[Data entries]
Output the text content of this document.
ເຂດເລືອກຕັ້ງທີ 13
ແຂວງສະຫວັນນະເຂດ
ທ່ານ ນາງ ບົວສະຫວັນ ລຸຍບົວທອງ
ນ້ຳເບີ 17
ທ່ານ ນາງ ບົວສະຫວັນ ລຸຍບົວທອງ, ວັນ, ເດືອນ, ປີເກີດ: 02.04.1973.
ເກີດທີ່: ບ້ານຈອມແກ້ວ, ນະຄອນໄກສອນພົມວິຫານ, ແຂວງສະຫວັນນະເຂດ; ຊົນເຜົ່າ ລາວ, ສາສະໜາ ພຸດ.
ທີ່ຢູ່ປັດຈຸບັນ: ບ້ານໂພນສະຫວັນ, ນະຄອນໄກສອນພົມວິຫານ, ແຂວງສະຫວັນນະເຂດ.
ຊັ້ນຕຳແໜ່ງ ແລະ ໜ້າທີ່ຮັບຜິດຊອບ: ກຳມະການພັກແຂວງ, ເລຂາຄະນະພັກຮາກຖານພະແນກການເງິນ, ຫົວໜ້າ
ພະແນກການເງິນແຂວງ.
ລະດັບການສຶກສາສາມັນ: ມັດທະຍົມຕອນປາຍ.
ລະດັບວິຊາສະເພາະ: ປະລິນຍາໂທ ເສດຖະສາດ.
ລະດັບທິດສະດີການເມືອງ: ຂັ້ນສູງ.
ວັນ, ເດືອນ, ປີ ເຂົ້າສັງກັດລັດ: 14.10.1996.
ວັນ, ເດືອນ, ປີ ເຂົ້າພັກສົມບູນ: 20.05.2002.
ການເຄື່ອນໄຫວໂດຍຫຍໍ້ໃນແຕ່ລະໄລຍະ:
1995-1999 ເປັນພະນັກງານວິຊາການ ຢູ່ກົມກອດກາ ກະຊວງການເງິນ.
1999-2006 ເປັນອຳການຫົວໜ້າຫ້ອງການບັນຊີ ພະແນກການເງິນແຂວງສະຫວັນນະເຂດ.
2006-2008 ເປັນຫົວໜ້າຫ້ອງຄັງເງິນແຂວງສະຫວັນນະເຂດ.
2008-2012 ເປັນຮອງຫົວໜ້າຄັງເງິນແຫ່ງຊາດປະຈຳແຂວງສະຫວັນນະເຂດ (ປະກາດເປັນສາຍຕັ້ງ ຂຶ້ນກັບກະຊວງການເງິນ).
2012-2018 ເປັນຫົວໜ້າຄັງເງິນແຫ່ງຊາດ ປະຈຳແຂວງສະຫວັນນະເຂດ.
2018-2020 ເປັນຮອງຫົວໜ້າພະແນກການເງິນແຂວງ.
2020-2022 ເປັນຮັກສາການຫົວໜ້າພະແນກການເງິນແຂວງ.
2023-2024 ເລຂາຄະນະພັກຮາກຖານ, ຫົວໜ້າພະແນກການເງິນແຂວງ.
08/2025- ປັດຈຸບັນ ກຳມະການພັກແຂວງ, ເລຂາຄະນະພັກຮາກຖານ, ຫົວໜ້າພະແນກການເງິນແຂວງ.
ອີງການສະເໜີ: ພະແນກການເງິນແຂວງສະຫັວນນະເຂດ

...

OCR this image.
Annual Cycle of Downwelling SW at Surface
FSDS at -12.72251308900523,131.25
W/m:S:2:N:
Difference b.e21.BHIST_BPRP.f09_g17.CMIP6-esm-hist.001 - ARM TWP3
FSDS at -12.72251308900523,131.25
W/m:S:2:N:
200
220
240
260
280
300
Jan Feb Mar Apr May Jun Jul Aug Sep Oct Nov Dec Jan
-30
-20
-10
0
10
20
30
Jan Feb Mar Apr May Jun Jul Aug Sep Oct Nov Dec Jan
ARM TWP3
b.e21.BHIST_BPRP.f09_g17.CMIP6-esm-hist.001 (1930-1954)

**Your objective**
What count of lines in the listing contain the word "ກແຂວງ"? Reply with the number only.

**Result of the task**
2